Can you write out the whole listing exactly?

··· Extracted records ···

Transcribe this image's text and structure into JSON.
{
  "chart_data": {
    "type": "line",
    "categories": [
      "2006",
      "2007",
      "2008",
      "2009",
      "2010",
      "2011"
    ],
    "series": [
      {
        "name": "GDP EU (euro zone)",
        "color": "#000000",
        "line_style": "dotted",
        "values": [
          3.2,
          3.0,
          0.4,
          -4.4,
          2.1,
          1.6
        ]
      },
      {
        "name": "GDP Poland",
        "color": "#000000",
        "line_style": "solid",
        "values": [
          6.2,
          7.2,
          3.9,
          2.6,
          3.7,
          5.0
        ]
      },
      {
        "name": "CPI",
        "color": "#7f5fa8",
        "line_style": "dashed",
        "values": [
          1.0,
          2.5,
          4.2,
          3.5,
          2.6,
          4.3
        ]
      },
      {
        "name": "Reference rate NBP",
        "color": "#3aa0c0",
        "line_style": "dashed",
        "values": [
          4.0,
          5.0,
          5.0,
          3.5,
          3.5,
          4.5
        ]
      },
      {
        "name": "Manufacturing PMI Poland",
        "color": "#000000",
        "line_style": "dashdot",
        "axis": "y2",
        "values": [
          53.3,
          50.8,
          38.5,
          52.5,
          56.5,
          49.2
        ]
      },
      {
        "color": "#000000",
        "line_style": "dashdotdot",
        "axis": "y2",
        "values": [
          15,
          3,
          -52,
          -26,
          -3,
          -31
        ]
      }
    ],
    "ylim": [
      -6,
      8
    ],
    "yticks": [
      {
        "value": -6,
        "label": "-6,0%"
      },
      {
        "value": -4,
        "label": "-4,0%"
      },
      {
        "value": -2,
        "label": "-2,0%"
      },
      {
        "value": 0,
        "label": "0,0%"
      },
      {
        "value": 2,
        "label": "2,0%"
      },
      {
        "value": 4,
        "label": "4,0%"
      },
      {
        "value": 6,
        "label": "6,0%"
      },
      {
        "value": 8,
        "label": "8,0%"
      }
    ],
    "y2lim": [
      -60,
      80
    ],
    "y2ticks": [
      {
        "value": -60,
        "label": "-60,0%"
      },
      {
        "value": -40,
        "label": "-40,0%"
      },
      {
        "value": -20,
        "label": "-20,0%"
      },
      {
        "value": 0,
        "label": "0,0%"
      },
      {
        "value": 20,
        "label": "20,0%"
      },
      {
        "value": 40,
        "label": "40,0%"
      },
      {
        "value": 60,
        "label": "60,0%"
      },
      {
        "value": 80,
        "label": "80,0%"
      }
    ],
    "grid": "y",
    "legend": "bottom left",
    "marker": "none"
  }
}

···

Correct output
Transcribe this image's text and structure into JSON.
{
  "chart_data": {
    "type": "line",
    "categories": [
      "2006",
      "2007",
      "2008",
      "2009",
      "2010",
      "2011"
    ],
    "series": [
      {
        "name": "GDP EU (euro zone)",
        "color": "#000000",
        "line_style": "dotted",
        "values": [
          3.2,
          3.0,
          0.4,
          -4.4,
          2.1,
          1.6
        ]
      },
      {
        "name": "GDP Poland",
        "color": "#000000",
        "line_style": "solid",
        "values": [
          6.2,
          7.2,
          3.9,
          2.6,
          3.7,
          5.0
        ]
      },
      {
        "name": "CPI",
        "color": "#7f5fa8",
        "line_style": "dashed",
        "values": [
          1.0,
          2.5,
          4.2,
          3.5,
          2.6,
          4.3
        ]
      },
      {
        "name": "Reference rate NBP",
        "color": "#3aa0c0",
        "line_style": "dashed",
        "values": [
          4.0,
          5.0,
          5.0,
          3.5,
          3.5,
          4.5
        ]
      },
      {
        "name": "Manufacturing PMI Poland",
        "color": "#000000",
        "line_style": "dashdot",
        "axis": "y2",
        "values": [
          53.3,
          50.8,
          38.5,
          52.5,
          56.5,
          49.2
        ]
      },
      {
        "color": "#000000",
        "line_style": "dashdotdot",
        "axis": "y2",
        "values": [
          15,
          3,
          -52,
          -26,
          -3,
          -31
        ]
      }
    ],
    "ylim": [
      -6,
      8
    ],
    "yticks": [
      {
        "value": -6,
        "label": "-6,0%"
      },
      {
        "value": -4,
        "label": "-4,0%"
      },
      {
        "value": -2,
        "label": "-2,0%"
      },
      {
        "value": 0,
        "label": "0,0%"
      },
      {
        "value": 2,
        "label": "2,0%"
      },
      {
        "value": 4,
        "label": "4,0%"
      },
      {
        "value": 6,
        "label": "6,0%"
      },
      {
        "value": 8,
        "label": "8,0%"
      }
    ],
    "y2lim": [
      -60,
      80
    ],
    "y2ticks": [
      {
        "value": -60,
        "label": "-60,0%"
      },
      {
        "value": -40,
        "label": "-40,0%"
      },
      {
        "value": -20,
        "label": "-20,0%"
      },
      {
        "value": 0,
        "label": "0,0%"
      },
      {
        "value": 20,
        "label": "20,0%"
      },
      {
        "value": 40,
        "label": "40,0%"
      },
      {
        "value": 60,
        "label": "60,0%"
      },
      {
        "value": 80,
        "label": "80,0%"
      }
    ],
    "grid": "y",
    "legend": "bottom left",
    "marker": "none"
  }
}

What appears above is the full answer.